━━ INPUT

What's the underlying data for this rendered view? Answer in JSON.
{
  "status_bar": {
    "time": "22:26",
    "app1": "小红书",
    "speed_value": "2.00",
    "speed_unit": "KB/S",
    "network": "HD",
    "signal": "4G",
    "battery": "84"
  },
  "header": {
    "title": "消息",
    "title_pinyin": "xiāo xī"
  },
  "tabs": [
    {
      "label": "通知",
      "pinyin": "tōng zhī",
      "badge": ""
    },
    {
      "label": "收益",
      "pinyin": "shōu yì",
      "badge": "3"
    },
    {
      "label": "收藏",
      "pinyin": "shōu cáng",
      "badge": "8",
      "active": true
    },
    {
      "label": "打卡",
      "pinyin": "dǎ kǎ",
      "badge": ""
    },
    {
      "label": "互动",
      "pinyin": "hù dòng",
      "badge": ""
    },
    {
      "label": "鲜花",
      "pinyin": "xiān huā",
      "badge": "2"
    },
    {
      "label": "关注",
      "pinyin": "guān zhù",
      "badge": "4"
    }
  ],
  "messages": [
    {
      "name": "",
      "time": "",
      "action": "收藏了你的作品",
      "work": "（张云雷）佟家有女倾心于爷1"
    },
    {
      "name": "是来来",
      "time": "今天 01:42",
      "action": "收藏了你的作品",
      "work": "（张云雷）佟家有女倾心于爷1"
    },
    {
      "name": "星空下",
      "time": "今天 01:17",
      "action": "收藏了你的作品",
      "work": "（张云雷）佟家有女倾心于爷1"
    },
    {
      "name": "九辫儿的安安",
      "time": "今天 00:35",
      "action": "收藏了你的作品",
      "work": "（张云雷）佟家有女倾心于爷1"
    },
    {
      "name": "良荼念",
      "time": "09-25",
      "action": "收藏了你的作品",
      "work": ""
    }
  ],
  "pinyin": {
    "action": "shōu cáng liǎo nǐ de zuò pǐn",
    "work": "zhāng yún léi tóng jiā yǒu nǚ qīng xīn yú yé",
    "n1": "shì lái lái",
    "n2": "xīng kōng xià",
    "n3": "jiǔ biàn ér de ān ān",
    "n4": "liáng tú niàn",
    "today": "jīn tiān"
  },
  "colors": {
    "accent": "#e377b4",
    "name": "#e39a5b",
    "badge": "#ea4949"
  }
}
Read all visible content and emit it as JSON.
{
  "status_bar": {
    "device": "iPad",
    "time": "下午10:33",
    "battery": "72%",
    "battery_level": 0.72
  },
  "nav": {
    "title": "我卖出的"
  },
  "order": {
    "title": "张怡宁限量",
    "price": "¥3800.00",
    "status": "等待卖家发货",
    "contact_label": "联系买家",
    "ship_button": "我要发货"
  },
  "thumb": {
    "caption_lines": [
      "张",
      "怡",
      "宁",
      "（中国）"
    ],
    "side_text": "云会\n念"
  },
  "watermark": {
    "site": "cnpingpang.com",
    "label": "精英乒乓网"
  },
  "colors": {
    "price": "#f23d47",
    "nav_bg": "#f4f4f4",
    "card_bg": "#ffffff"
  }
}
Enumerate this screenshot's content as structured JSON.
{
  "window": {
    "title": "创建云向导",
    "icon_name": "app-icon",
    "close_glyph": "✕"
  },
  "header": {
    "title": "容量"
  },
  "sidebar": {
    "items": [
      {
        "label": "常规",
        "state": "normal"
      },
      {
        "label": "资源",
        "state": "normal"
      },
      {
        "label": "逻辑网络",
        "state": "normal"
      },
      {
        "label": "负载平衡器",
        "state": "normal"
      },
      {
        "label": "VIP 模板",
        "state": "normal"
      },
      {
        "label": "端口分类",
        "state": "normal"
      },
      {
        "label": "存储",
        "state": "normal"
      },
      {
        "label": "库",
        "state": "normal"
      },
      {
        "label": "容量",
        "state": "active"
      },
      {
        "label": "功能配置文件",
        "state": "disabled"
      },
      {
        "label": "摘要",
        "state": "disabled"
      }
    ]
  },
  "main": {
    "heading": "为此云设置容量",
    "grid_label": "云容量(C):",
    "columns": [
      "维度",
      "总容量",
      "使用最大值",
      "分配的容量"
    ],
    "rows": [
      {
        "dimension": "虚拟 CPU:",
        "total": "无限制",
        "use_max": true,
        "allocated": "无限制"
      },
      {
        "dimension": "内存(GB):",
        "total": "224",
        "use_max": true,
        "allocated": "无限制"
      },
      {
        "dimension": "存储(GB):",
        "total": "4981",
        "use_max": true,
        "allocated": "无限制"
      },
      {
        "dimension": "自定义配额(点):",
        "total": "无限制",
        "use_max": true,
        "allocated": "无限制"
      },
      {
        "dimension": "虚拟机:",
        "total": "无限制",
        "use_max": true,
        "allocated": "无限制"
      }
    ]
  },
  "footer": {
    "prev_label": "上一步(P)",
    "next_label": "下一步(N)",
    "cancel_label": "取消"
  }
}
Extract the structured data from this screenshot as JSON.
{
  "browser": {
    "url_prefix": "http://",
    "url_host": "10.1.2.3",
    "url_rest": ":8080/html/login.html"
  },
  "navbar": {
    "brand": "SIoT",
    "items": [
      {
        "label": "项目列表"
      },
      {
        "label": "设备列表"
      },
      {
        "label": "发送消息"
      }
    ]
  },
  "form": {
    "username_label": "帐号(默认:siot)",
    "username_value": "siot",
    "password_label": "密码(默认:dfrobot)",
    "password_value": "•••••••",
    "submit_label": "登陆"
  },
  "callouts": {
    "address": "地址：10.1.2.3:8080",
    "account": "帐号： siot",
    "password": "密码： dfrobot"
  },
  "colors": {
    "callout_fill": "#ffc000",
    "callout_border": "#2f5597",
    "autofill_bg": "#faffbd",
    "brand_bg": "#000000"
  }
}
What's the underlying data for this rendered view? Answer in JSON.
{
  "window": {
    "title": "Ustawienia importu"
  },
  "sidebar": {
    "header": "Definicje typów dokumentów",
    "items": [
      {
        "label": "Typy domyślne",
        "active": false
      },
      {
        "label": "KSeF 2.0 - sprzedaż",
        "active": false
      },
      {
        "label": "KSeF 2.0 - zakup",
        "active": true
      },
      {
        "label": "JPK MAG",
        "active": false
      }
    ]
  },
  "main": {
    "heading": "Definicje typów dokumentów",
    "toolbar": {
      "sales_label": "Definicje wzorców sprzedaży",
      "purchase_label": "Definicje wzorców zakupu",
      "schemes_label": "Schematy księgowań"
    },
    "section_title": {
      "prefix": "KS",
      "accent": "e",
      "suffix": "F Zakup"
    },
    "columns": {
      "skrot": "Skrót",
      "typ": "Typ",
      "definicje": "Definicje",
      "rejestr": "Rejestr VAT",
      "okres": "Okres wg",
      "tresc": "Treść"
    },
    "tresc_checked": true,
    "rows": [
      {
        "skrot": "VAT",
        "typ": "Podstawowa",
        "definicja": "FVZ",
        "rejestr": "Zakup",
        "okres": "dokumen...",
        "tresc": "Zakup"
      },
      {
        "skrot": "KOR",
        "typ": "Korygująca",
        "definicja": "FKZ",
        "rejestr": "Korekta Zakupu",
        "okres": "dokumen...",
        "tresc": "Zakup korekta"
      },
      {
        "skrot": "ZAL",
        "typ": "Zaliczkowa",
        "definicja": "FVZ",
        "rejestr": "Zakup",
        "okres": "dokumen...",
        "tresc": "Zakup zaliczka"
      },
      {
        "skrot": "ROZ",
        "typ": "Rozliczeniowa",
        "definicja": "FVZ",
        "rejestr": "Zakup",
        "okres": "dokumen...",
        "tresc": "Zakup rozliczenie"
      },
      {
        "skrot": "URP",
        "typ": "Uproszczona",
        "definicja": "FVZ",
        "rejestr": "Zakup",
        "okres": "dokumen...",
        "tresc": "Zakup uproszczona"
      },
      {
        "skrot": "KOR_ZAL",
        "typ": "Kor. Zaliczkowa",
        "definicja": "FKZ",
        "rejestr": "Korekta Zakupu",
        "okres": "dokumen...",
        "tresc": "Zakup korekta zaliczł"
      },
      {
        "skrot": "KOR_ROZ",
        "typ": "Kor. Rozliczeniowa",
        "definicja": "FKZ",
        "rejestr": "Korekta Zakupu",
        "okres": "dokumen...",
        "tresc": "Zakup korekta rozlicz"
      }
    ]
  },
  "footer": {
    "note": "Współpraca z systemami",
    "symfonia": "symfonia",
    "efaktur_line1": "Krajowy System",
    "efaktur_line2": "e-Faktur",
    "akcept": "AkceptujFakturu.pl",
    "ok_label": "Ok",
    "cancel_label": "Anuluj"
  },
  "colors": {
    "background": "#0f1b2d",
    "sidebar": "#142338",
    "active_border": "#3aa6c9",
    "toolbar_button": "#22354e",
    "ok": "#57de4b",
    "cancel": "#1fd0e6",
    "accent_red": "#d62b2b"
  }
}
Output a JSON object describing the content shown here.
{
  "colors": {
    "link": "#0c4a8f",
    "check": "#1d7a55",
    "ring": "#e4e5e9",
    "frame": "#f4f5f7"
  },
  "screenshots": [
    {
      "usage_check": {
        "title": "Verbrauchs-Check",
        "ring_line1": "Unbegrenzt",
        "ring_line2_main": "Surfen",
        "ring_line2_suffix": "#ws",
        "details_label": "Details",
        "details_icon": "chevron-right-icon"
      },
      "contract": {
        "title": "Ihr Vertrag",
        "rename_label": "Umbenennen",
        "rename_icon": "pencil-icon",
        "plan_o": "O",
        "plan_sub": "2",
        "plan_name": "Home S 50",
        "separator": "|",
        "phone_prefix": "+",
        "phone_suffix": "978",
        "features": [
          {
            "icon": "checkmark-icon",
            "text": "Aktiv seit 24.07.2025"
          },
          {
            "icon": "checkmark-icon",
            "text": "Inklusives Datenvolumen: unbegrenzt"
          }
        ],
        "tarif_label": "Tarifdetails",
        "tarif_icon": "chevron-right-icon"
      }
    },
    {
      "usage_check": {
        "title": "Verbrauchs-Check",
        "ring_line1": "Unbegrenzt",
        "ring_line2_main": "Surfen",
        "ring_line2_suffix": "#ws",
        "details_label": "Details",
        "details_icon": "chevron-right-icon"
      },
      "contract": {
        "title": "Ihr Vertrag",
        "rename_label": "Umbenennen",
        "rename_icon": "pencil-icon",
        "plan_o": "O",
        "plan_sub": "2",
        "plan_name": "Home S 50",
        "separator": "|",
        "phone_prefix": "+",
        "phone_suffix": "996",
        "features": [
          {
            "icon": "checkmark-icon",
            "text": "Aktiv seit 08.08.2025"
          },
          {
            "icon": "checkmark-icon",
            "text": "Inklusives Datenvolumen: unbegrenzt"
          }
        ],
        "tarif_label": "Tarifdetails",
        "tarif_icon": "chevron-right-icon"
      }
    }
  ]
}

━━━━

EXERCISE INSTRUCTIONS
Gather each line that holds "skrot".

EXERCISE RESULT
      "skrot": "Skrót",
        "skrot": "VAT",
        "skrot": "KOR",
        "skrot": "ZAL",
        "skrot": "ROZ",
        "skrot": "URP",
        "skrot": "KOR_ZAL",
        "skrot": "KOR_ROZ",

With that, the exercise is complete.